-- START Input data --

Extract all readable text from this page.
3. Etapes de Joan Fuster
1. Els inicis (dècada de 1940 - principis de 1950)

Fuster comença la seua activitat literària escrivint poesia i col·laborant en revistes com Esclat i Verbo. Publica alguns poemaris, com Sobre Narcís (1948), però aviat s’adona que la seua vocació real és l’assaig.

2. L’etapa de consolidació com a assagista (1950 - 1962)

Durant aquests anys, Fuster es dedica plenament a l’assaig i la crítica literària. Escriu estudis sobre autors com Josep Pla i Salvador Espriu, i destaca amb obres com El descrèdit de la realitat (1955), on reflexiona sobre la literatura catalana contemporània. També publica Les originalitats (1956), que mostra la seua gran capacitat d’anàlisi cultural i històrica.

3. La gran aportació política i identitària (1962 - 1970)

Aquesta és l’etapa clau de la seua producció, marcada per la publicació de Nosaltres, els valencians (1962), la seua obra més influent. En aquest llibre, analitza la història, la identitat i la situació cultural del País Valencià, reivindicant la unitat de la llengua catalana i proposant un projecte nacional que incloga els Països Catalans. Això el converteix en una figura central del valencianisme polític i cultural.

-- END Input data --
-- START Input data --

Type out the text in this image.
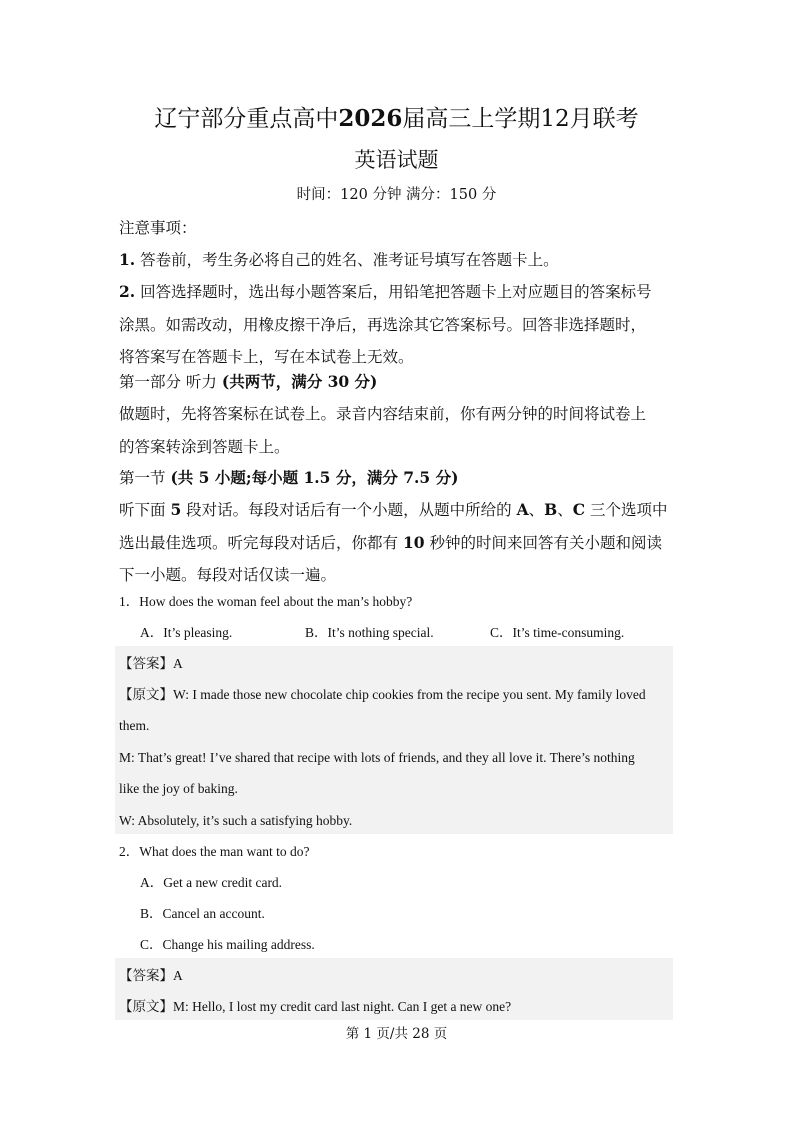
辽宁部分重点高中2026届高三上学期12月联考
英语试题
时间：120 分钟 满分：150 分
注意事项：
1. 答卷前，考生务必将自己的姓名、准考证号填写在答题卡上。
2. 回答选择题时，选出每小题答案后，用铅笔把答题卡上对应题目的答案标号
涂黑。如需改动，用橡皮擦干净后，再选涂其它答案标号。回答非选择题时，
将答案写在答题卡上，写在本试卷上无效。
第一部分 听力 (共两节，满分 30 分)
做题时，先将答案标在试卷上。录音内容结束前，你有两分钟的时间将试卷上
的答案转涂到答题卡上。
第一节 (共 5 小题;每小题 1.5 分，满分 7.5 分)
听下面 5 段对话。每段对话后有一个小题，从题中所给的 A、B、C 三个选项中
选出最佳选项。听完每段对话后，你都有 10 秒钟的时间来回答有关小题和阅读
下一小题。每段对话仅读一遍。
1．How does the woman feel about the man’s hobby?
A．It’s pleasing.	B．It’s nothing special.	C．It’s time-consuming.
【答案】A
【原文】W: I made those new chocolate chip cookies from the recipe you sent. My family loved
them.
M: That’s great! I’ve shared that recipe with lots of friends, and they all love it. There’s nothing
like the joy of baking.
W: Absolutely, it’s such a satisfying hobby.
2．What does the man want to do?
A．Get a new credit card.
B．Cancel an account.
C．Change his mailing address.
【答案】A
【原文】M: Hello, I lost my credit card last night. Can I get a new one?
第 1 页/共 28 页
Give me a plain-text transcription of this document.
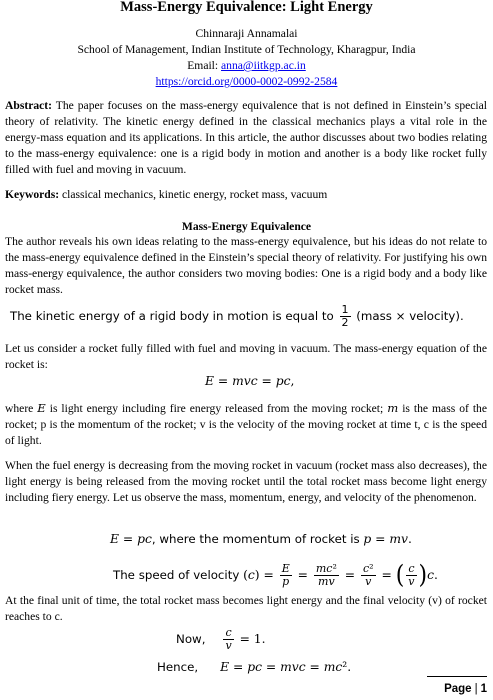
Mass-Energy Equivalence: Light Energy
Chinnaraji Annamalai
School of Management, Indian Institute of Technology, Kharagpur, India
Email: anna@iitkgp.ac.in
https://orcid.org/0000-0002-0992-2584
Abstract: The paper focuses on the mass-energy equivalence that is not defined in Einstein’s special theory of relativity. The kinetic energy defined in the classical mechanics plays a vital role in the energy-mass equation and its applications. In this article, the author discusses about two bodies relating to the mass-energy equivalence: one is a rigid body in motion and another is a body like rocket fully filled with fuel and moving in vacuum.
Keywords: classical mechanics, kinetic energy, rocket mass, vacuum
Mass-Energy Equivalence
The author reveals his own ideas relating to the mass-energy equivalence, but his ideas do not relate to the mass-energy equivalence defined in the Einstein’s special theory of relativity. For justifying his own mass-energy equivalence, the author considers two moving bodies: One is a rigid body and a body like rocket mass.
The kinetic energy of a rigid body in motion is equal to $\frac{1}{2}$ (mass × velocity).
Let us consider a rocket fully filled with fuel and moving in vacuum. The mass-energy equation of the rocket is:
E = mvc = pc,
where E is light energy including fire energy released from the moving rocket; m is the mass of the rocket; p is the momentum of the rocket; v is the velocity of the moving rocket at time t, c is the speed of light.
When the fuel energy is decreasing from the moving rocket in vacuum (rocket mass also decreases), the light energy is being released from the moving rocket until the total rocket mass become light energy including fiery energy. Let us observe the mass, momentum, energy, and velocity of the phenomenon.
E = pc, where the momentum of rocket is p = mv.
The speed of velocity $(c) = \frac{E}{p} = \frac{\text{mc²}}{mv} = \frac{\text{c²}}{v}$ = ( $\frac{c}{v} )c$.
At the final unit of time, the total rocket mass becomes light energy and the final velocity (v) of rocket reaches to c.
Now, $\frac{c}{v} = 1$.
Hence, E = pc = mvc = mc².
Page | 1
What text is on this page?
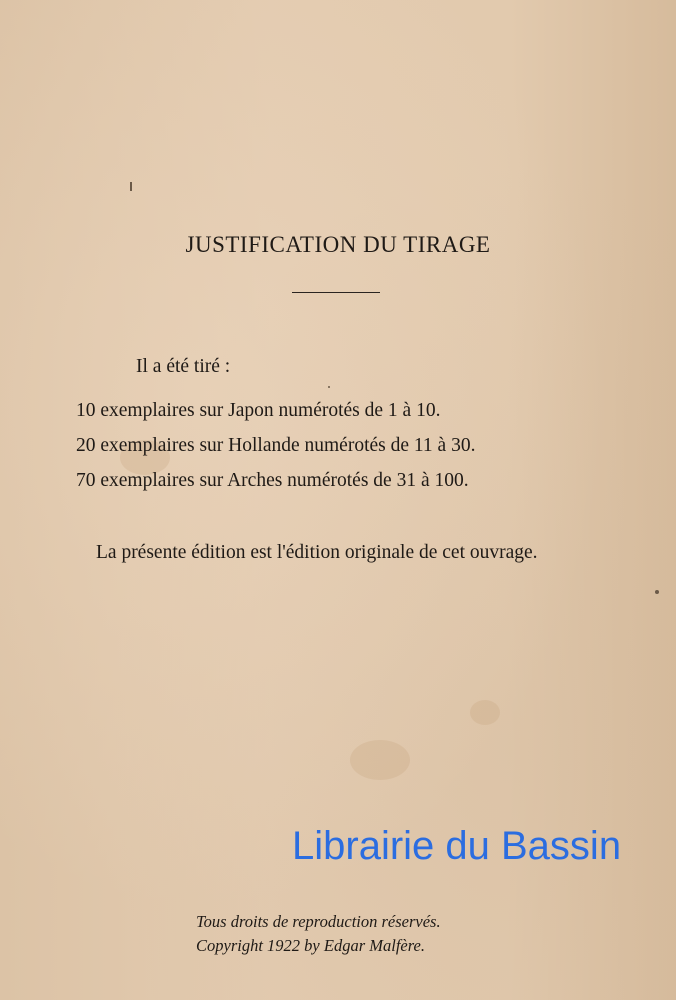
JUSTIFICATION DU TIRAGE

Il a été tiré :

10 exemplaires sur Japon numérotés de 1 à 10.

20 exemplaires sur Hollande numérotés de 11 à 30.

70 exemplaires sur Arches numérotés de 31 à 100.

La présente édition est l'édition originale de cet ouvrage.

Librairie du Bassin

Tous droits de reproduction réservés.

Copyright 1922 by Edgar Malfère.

-- END Input data --

**Written exercise**
What is the number of lines in the listing that include the word "kinetic"? Give that number and nothing else.

**The answer**
3